** start EXCERPTED DATA **

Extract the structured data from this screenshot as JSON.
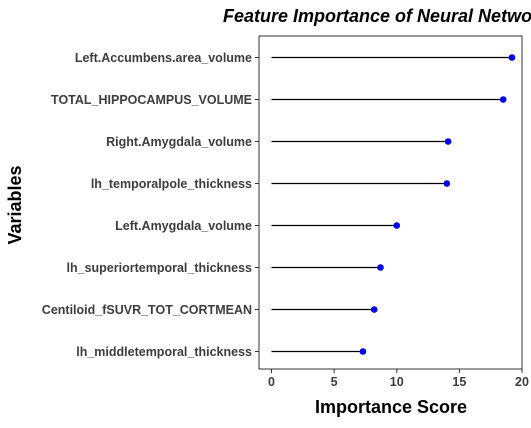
{
  "chart_data": {
    "type": "lollipop",
    "title": "Feature Importance of Neural Network",
    "xlabel": "Importance Score",
    "ylabel": "Variables",
    "xlim": [
      -1.0,
      20.0
    ],
    "xticks": [
      0,
      5,
      10,
      15,
      20
    ],
    "grid": false,
    "orientation": "horizontal",
    "categories": [
      "Left.Accumbens.area_volume",
      "TOTAL_HIPPOCAMPUS_VOLUME",
      "Right.Amygdala_volume",
      "lh_temporalpole_thickness",
      "Left.Amygdala_volume",
      "lh_superiortemporal_thickness",
      "Centiloid_fSUVR_TOT_CORTMEAN",
      "lh_middletemporal_thickness"
    ],
    "values": [
      19.2,
      18.5,
      14.1,
      14.0,
      10.0,
      8.7,
      8.2,
      7.3
    ],
    "colors": {
      "point": "#0000ee",
      "segment": "#000000",
      "axis": "#333333",
      "text": "#3d3d3d"
    }
  }
}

** end EXCERPTED DATA **

■ TASK DIRECTIONS ■
Reproduce the whole listing word for word, setting aside any pictures.

■ OUTPUT BELOW ■
Extract the structured data from this screenshot as JSON.
{
  "chart_data": {
    "type": "lollipop",
    "title": "Feature Importance of Neural Network",
    "xlabel": "Importance Score",
    "ylabel": "Variables",
    "xlim": [
      -1.0,
      20.0
    ],
    "xticks": [
      0,
      5,
      10,
      15,
      20
    ],
    "grid": false,
    "orientation": "horizontal",
    "categories": [
      "Left.Accumbens.area_volume",
      "TOTAL_HIPPOCAMPUS_VOLUME",
      "Right.Amygdala_volume",
      "lh_temporalpole_thickness",
      "Left.Amygdala_volume",
      "lh_superiortemporal_thickness",
      "Centiloid_fSUVR_TOT_CORTMEAN",
      "lh_middletemporal_thickness"
    ],
    "values": [
      19.2,
      18.5,
      14.1,
      14.0,
      10.0,
      8.7,
      8.2,
      7.3
    ],
    "colors": {
      "point": "#0000ee",
      "segment": "#000000",
      "axis": "#333333",
      "text": "#3d3d3d"
    }
  }
}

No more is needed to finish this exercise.